--- start ---
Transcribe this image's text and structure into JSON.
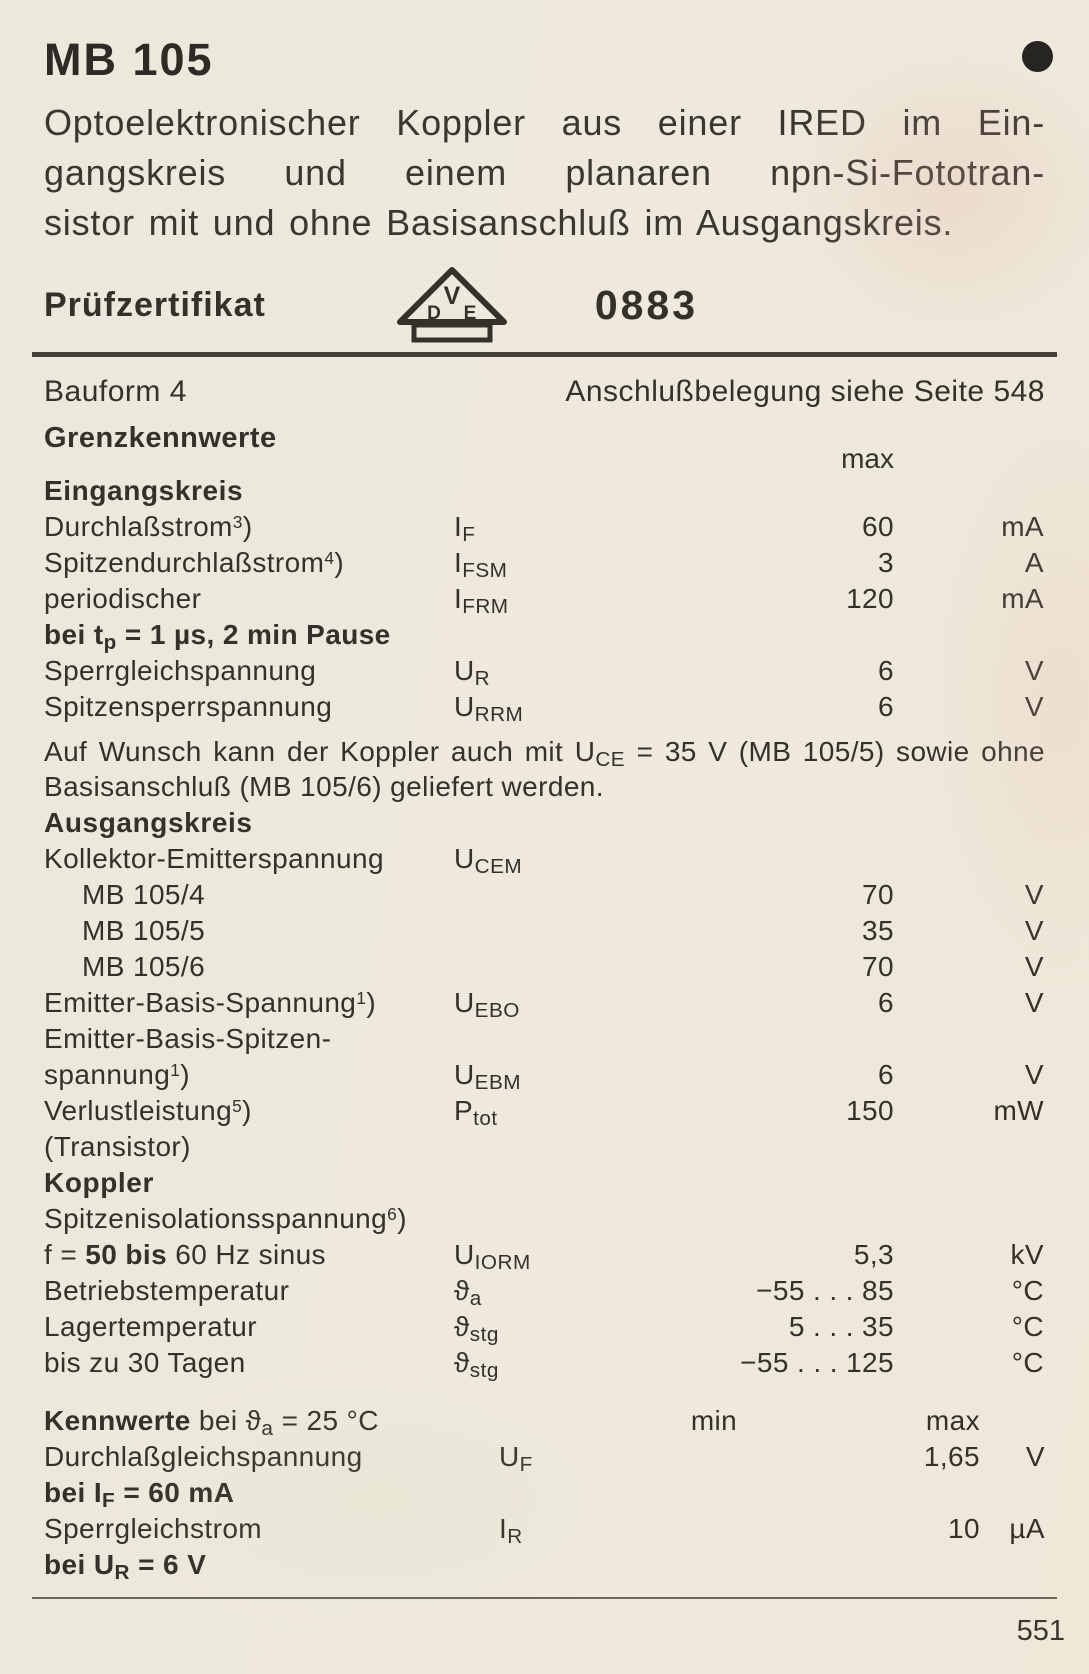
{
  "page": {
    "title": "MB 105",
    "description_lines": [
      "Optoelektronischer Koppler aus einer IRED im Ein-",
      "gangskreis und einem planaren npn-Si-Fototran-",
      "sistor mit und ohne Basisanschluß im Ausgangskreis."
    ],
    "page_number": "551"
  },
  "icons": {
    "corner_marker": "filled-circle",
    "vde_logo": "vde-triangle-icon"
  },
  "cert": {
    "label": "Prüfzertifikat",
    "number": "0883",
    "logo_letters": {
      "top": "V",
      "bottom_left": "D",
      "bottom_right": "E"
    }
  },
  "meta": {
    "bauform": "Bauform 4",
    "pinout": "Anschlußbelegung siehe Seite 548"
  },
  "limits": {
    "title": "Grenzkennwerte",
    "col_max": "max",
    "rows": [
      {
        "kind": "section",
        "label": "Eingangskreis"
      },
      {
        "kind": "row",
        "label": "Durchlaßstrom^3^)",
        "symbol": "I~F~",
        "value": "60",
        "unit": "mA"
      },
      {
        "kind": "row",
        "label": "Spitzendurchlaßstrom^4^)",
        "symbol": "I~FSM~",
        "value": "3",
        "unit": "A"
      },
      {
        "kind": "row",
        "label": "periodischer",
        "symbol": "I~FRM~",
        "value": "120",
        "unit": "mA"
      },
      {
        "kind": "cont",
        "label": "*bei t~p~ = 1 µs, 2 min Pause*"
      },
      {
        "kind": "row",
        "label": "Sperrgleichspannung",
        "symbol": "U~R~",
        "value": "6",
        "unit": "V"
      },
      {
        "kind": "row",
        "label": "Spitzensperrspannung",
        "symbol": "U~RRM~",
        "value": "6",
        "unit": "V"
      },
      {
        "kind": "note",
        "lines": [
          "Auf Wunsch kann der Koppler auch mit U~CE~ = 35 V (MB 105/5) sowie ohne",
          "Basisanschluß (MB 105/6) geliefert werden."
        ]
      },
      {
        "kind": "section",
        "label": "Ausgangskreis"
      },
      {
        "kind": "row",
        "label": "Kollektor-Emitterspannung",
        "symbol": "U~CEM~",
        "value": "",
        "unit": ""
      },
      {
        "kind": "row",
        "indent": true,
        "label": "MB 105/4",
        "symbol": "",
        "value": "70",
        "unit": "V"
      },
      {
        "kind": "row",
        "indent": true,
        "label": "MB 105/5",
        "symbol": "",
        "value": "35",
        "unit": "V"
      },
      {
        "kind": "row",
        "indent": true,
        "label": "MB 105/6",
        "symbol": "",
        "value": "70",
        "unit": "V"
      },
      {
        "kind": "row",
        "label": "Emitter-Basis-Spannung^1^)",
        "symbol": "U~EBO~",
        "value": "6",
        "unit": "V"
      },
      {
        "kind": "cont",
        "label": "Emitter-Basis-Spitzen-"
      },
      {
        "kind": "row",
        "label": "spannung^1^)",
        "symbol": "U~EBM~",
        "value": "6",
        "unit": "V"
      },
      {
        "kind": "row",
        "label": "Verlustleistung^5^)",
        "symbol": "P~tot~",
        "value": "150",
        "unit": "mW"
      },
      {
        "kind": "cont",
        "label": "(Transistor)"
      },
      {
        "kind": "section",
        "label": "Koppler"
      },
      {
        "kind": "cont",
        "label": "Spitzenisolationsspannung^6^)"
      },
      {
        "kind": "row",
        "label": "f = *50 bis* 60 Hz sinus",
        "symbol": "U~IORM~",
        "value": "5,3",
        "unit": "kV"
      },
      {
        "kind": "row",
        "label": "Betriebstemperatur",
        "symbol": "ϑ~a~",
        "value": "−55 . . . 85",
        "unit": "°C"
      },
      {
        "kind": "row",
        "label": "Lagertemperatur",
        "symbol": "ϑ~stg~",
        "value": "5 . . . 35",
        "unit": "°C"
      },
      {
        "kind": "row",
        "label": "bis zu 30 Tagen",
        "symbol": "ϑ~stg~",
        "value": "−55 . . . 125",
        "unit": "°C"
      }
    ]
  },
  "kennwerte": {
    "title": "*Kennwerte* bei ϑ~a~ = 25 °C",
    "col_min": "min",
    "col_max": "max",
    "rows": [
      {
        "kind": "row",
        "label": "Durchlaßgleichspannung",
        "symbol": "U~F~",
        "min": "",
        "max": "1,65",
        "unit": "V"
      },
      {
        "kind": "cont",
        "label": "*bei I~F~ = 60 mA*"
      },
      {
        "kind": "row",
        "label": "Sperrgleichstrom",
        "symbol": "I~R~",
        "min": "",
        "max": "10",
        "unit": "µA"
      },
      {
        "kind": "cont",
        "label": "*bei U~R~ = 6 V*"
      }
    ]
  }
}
--- end ---
### DESCRIPTION OF THE TASK
Leave out the pictures and reproduce the rest of the listing exactly.

### RESULT
Transcribe this image's text and structure into JSON.
{
  "page": {
    "title": "MB 105",
    "description_lines": [
      "Optoelektronischer Koppler aus einer IRED im Ein-",
      "gangskreis und einem planaren npn-Si-Fototran-",
      "sistor mit und ohne Basisanschluß im Ausgangskreis."
    ],
    "page_number": "551"
  },
  "icons": {
    "corner_marker": "filled-circle",
    "vde_logo": "vde-triangle-icon"
  },
  "cert": {
    "label": "Prüfzertifikat",
    "number": "0883",
    "logo_letters": {
      "top": "V",
      "bottom_left": "D",
      "bottom_right": "E"
    }
  },
  "meta": {
    "bauform": "Bauform 4",
    "pinout": "Anschlußbelegung siehe Seite 548"
  },
  "limits": {
    "title": "Grenzkennwerte",
    "col_max": "max",
    "rows": [
      {
        "kind": "section",
        "label": "Eingangskreis"
      },
      {
        "kind": "row",
        "label": "Durchlaßstrom^3^)",
        "symbol": "I~F~",
        "value": "60",
        "unit": "mA"
      },
      {
        "kind": "row",
        "label": "Spitzendurchlaßstrom^4^)",
        "symbol": "I~FSM~",
        "value": "3",
        "unit": "A"
      },
      {
        "kind": "row",
        "label": "periodischer",
        "symbol": "I~FRM~",
        "value": "120",
        "unit": "mA"
      },
      {
        "kind": "cont",
        "label": "*bei t~p~ = 1 µs, 2 min Pause*"
      },
      {
        "kind": "row",
        "label": "Sperrgleichspannung",
        "symbol": "U~R~",
        "value": "6",
        "unit": "V"
      },
      {
        "kind": "row",
        "label": "Spitzensperrspannung",
        "symbol": "U~RRM~",
        "value": "6",
        "unit": "V"
      },
      {
        "kind": "note",
        "lines": [
          "Auf Wunsch kann der Koppler auch mit U~CE~ = 35 V (MB 105/5) sowie ohne",
          "Basisanschluß (MB 105/6) geliefert werden."
        ]
      },
      {
        "kind": "section",
        "label": "Ausgangskreis"
      },
      {
        "kind": "row",
        "label": "Kollektor-Emitterspannung",
        "symbol": "U~CEM~",
        "value": "",
        "unit": ""
      },
      {
        "kind": "row",
        "indent": true,
        "label": "MB 105/4",
        "symbol": "",
        "value": "70",
        "unit": "V"
      },
      {
        "kind": "row",
        "indent": true,
        "label": "MB 105/5",
        "symbol": "",
        "value": "35",
        "unit": "V"
      },
      {
        "kind": "row",
        "indent": true,
        "label": "MB 105/6",
        "symbol": "",
        "value": "70",
        "unit": "V"
      },
      {
        "kind": "row",
        "label": "Emitter-Basis-Spannung^1^)",
        "symbol": "U~EBO~",
        "value": "6",
        "unit": "V"
      },
      {
        "kind": "cont",
        "label": "Emitter-Basis-Spitzen-"
      },
      {
        "kind": "row",
        "label": "spannung^1^)",
        "symbol": "U~EBM~",
        "value": "6",
        "unit": "V"
      },
      {
        "kind": "row",
        "label": "Verlustleistung^5^)",
        "symbol": "P~tot~",
        "value": "150",
        "unit": "mW"
      },
      {
        "kind": "cont",
        "label": "(Transistor)"
      },
      {
        "kind": "section",
        "label": "Koppler"
      },
      {
        "kind": "cont",
        "label": "Spitzenisolationsspannung^6^)"
      },
      {
        "kind": "row",
        "label": "f = *50 bis* 60 Hz sinus",
        "symbol": "U~IORM~",
        "value": "5,3",
        "unit": "kV"
      },
      {
        "kind": "row",
        "label": "Betriebstemperatur",
        "symbol": "ϑ~a~",
        "value": "−55 . . . 85",
        "unit": "°C"
      },
      {
        "kind": "row",
        "label": "Lagertemperatur",
        "symbol": "ϑ~stg~",
        "value": "5 . . . 35",
        "unit": "°C"
      },
      {
        "kind": "row",
        "label": "bis zu 30 Tagen",
        "symbol": "ϑ~stg~",
        "value": "−55 . . . 125",
        "unit": "°C"
      }
    ]
  },
  "kennwerte": {
    "title": "*Kennwerte* bei ϑ~a~ = 25 °C",
    "col_min": "min",
    "col_max": "max",
    "rows": [
      {
        "kind": "row",
        "label": "Durchlaßgleichspannung",
        "symbol": "U~F~",
        "min": "",
        "max": "1,65",
        "unit": "V"
      },
      {
        "kind": "cont",
        "label": "*bei I~F~ = 60 mA*"
      },
      {
        "kind": "row",
        "label": "Sperrgleichstrom",
        "symbol": "I~R~",
        "min": "",
        "max": "10",
        "unit": "µA"
      },
      {
        "kind": "cont",
        "label": "*bei U~R~ = 6 V*"
      }
    ]
  }
}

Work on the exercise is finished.